━━ EXTRACTED RECORDS
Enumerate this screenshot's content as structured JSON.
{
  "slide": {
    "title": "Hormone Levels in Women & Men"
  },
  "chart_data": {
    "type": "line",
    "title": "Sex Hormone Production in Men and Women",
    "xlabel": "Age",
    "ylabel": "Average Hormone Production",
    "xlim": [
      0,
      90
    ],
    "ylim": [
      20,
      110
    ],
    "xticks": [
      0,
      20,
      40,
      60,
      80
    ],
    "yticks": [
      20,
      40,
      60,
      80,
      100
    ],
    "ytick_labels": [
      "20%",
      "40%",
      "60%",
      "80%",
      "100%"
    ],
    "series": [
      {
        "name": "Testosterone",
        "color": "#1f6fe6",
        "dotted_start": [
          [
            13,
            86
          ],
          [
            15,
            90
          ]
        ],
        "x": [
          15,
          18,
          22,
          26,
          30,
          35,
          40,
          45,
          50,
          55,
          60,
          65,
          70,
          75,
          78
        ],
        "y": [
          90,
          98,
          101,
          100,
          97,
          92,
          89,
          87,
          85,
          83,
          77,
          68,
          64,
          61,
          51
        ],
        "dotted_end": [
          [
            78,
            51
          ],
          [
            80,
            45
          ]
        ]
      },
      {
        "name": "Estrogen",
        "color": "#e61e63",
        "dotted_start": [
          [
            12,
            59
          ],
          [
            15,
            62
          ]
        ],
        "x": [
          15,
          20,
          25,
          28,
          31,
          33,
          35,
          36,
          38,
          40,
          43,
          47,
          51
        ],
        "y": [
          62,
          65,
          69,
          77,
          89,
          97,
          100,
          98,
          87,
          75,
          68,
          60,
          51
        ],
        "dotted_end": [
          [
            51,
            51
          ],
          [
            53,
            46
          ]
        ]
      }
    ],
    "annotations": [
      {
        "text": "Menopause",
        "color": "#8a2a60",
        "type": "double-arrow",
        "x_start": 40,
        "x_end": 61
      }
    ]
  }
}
━━━━
PROBLEM DESCRIPTION:
All of the data needs to be printed once more, exactly.

OUTPUT FOR THIS EXERCISE:
Enumerate this screenshot's content as structured JSON.
{
  "slide": {
    "title": "Hormone Levels in Women & Men"
  },
  "chart_data": {
    "type": "line",
    "title": "Sex Hormone Production in Men and Women",
    "xlabel": "Age",
    "ylabel": "Average Hormone Production",
    "xlim": [
      0,
      90
    ],
    "ylim": [
      20,
      110
    ],
    "xticks": [
      0,
      20,
      40,
      60,
      80
    ],
    "yticks": [
      20,
      40,
      60,
      80,
      100
    ],
    "ytick_labels": [
      "20%",
      "40%",
      "60%",
      "80%",
      "100%"
    ],
    "series": [
      {
        "name": "Testosterone",
        "color": "#1f6fe6",
        "dotted_start": [
          [
            13,
            86
          ],
          [
            15,
            90
          ]
        ],
        "x": [
          15,
          18,
          22,
          26,
          30,
          35,
          40,
          45,
          50,
          55,
          60,
          65,
          70,
          75,
          78
        ],
        "y": [
          90,
          98,
          101,
          100,
          97,
          92,
          89,
          87,
          85,
          83,
          77,
          68,
          64,
          61,
          51
        ],
        "dotted_end": [
          [
            78,
            51
          ],
          [
            80,
            45
          ]
        ]
      },
      {
        "name": "Estrogen",
        "color": "#e61e63",
        "dotted_start": [
          [
            12,
            59
          ],
          [
            15,
            62
          ]
        ],
        "x": [
          15,
          20,
          25,
          28,
          31,
          33,
          35,
          36,
          38,
          40,
          43,
          47,
          51
        ],
        "y": [
          62,
          65,
          69,
          77,
          89,
          97,
          100,
          98,
          87,
          75,
          68,
          60,
          51
        ],
        "dotted_end": [
          [
            51,
            51
          ],
          [
            53,
            46
          ]
        ]
      }
    ],
    "annotations": [
      {
        "text": "Menopause",
        "color": "#8a2a60",
        "type": "double-arrow",
        "x_start": 40,
        "x_end": 61
      }
    ]
  }
}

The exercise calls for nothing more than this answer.